## Start Input records
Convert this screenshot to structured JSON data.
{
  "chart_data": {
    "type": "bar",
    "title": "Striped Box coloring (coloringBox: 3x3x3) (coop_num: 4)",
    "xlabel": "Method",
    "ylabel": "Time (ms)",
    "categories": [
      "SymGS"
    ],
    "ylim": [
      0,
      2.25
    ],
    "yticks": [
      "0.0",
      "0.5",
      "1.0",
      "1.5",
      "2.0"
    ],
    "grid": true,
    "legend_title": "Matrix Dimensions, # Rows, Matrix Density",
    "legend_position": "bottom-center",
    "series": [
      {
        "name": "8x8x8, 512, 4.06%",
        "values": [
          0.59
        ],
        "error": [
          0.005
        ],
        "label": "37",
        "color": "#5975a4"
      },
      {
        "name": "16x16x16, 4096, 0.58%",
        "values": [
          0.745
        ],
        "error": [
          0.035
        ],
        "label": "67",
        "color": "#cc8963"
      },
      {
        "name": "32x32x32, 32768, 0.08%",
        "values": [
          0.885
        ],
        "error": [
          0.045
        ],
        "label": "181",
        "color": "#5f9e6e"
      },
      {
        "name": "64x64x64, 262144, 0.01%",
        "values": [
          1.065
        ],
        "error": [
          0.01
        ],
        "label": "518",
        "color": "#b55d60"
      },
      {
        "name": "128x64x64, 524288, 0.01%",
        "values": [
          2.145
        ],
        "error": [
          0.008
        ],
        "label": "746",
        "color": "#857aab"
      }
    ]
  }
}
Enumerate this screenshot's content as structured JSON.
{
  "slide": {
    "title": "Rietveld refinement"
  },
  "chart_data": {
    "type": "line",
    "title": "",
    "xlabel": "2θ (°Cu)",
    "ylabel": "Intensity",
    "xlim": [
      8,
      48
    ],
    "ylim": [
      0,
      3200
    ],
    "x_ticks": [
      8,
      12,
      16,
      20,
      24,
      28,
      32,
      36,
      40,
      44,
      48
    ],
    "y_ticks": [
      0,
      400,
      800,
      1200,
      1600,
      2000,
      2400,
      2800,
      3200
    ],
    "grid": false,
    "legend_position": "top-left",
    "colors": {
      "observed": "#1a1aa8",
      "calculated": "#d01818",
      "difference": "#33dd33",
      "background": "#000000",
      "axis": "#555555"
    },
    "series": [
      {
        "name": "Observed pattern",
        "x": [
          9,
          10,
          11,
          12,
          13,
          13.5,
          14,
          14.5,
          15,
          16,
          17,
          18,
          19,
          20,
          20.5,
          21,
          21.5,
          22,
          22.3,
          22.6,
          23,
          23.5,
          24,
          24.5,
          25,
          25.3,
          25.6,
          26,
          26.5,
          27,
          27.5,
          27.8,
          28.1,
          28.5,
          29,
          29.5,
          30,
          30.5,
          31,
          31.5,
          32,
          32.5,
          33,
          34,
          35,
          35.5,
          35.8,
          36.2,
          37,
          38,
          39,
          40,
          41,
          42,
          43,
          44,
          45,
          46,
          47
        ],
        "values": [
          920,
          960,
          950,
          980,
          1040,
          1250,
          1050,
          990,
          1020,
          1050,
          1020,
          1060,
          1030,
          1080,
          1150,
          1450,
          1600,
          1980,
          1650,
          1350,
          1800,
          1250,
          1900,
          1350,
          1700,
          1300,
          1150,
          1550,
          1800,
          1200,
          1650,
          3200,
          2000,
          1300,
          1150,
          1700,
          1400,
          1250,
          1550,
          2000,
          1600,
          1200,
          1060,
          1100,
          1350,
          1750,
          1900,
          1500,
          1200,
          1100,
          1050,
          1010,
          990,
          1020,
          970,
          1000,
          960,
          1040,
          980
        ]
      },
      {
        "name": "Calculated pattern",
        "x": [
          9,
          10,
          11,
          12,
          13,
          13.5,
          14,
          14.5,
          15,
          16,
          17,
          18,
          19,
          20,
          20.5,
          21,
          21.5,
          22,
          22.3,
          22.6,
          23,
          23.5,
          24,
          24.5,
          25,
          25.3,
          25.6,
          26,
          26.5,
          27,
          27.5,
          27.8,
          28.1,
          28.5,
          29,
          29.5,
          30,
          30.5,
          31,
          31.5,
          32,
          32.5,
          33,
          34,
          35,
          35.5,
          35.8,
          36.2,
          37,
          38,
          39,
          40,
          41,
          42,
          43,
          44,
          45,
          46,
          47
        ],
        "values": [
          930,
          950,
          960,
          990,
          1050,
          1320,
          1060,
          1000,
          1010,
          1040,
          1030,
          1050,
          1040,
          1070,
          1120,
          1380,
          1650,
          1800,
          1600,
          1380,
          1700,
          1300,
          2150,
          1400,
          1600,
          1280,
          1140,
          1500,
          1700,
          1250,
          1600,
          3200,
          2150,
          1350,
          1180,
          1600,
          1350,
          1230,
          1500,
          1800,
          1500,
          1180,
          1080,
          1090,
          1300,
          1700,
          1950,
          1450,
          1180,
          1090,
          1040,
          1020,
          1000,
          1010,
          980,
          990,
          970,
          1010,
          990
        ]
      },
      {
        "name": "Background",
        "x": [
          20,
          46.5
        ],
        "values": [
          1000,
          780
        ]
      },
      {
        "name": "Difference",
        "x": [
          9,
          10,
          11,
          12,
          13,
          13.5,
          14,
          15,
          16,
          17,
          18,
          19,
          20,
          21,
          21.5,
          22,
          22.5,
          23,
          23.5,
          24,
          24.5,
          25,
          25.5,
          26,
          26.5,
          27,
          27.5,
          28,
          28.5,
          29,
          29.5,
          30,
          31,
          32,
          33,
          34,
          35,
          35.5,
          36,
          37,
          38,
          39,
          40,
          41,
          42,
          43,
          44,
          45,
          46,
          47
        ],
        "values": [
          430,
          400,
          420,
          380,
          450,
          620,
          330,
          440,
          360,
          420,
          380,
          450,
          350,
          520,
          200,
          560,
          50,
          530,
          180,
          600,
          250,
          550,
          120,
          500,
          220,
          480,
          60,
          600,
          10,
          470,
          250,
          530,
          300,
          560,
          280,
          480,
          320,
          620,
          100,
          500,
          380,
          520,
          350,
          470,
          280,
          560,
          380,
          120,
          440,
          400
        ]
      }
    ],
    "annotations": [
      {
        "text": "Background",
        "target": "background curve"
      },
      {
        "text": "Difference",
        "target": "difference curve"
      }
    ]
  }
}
## End Input records
The listing above must be transcribed exactly, line by line.

> _Solution to this exercise_
Convert this screenshot to structured JSON data.
{
  "chart_data": {
    "type": "bar",
    "title": "Striped Box coloring (coloringBox: 3x3x3) (coop_num: 4)",
    "xlabel": "Method",
    "ylabel": "Time (ms)",
    "categories": [
      "SymGS"
    ],
    "ylim": [
      0,
      2.25
    ],
    "yticks": [
      "0.0",
      "0.5",
      "1.0",
      "1.5",
      "2.0"
    ],
    "grid": true,
    "legend_title": "Matrix Dimensions, # Rows, Matrix Density",
    "legend_position": "bottom-center",
    "series": [
      {
        "name": "8x8x8, 512, 4.06%",
        "values": [
          0.59
        ],
        "error": [
          0.005
        ],
        "label": "37",
        "color": "#5975a4"
      },
      {
        "name": "16x16x16, 4096, 0.58%",
        "values": [
          0.745
        ],
        "error": [
          0.035
        ],
        "label": "67",
        "color": "#cc8963"
      },
      {
        "name": "32x32x32, 32768, 0.08%",
        "values": [
          0.885
        ],
        "error": [
          0.045
        ],
        "label": "181",
        "color": "#5f9e6e"
      },
      {
        "name": "64x64x64, 262144, 0.01%",
        "values": [
          1.065
        ],
        "error": [
          0.01
        ],
        "label": "518",
        "color": "#b55d60"
      },
      {
        "name": "128x64x64, 524288, 0.01%",
        "values": [
          2.145
        ],
        "error": [
          0.008
        ],
        "label": "746",
        "color": "#857aab"
      }
    ]
  }
}
Enumerate this screenshot's content as structured JSON.
{
  "slide": {
    "title": "Rietveld refinement"
  },
  "chart_data": {
    "type": "line",
    "title": "",
    "xlabel": "2θ (°Cu)",
    "ylabel": "Intensity",
    "xlim": [
      8,
      48
    ],
    "ylim": [
      0,
      3200
    ],
    "x_ticks": [
      8,
      12,
      16,
      20,
      24,
      28,
      32,
      36,
      40,
      44,
      48
    ],
    "y_ticks": [
      0,
      400,
      800,
      1200,
      1600,
      2000,
      2400,
      2800,
      3200
    ],
    "grid": false,
    "legend_position": "top-left",
    "colors": {
      "observed": "#1a1aa8",
      "calculated": "#d01818",
      "difference": "#33dd33",
      "background": "#000000",
      "axis": "#555555"
    },
    "series": [
      {
        "name": "Observed pattern",
        "x": [
          9,
          10,
          11,
          12,
          13,
          13.5,
          14,
          14.5,
          15,
          16,
          17,
          18,
          19,
          20,
          20.5,
          21,
          21.5,
          22,
          22.3,
          22.6,
          23,
          23.5,
          24,
          24.5,
          25,
          25.3,
          25.6,
          26,
          26.5,
          27,
          27.5,
          27.8,
          28.1,
          28.5,
          29,
          29.5,
          30,
          30.5,
          31,
          31.5,
          32,
          32.5,
          33,
          34,
          35,
          35.5,
          35.8,
          36.2,
          37,
          38,
          39,
          40,
          41,
          42,
          43,
          44,
          45,
          46,
          47
        ],
        "values": [
          920,
          960,
          950,
          980,
          1040,
          1250,
          1050,
          990,
          1020,
          1050,
          1020,
          1060,
          1030,
          1080,
          1150,
          1450,
          1600,
          1980,
          1650,
          1350,
          1800,
          1250,
          1900,
          1350,
          1700,
          1300,
          1150,
          1550,
          1800,
          1200,
          1650,
          3200,
          2000,
          1300,
          1150,
          1700,
          1400,
          1250,
          1550,
          2000,
          1600,
          1200,
          1060,
          1100,
          1350,
          1750,
          1900,
          1500,
          1200,
          1100,
          1050,
          1010,
          990,
          1020,
          970,
          1000,
          960,
          1040,
          980
        ]
      },
      {
        "name": "Calculated pattern",
        "x": [
          9,
          10,
          11,
          12,
          13,
          13.5,
          14,
          14.5,
          15,
          16,
          17,
          18,
          19,
          20,
          20.5,
          21,
          21.5,
          22,
          22.3,
          22.6,
          23,
          23.5,
          24,
          24.5,
          25,
          25.3,
          25.6,
          26,
          26.5,
          27,
          27.5,
          27.8,
          28.1,
          28.5,
          29,
          29.5,
          30,
          30.5,
          31,
          31.5,
          32,
          32.5,
          33,
          34,
          35,
          35.5,
          35.8,
          36.2,
          37,
          38,
          39,
          40,
          41,
          42,
          43,
          44,
          45,
          46,
          47
        ],
        "values": [
          930,
          950,
          960,
          990,
          1050,
          1320,
          1060,
          1000,
          1010,
          1040,
          1030,
          1050,
          1040,
          1070,
          1120,
          1380,
          1650,
          1800,
          1600,
          1380,
          1700,
          1300,
          2150,
          1400,
          1600,
          1280,
          1140,
          1500,
          1700,
          1250,
          1600,
          3200,
          2150,
          1350,
          1180,
          1600,
          1350,
          1230,
          1500,
          1800,
          1500,
          1180,
          1080,
          1090,
          1300,
          1700,
          1950,
          1450,
          1180,
          1090,
          1040,
          1020,
          1000,
          1010,
          980,
          990,
          970,
          1010,
          990
        ]
      },
      {
        "name": "Background",
        "x": [
          20,
          46.5
        ],
        "values": [
          1000,
          780
        ]
      },
      {
        "name": "Difference",
        "x": [
          9,
          10,
          11,
          12,
          13,
          13.5,
          14,
          15,
          16,
          17,
          18,
          19,
          20,
          21,
          21.5,
          22,
          22.5,
          23,
          23.5,
          24,
          24.5,
          25,
          25.5,
          26,
          26.5,
          27,
          27.5,
          28,
          28.5,
          29,
          29.5,
          30,
          31,
          32,
          33,
          34,
          35,
          35.5,
          36,
          37,
          38,
          39,
          40,
          41,
          42,
          43,
          44,
          45,
          46,
          47
        ],
        "values": [
          430,
          400,
          420,
          380,
          450,
          620,
          330,
          440,
          360,
          420,
          380,
          450,
          350,
          520,
          200,
          560,
          50,
          530,
          180,
          600,
          250,
          550,
          120,
          500,
          220,
          480,
          60,
          600,
          10,
          470,
          250,
          530,
          300,
          560,
          280,
          480,
          320,
          620,
          100,
          500,
          380,
          520,
          350,
          470,
          280,
          560,
          380,
          120,
          440,
          400
        ]
      }
    ],
    "annotations": [
      {
        "text": "Background",
        "target": "background curve"
      },
      {
        "text": "Difference",
        "target": "difference curve"
      }
    ]
  }
}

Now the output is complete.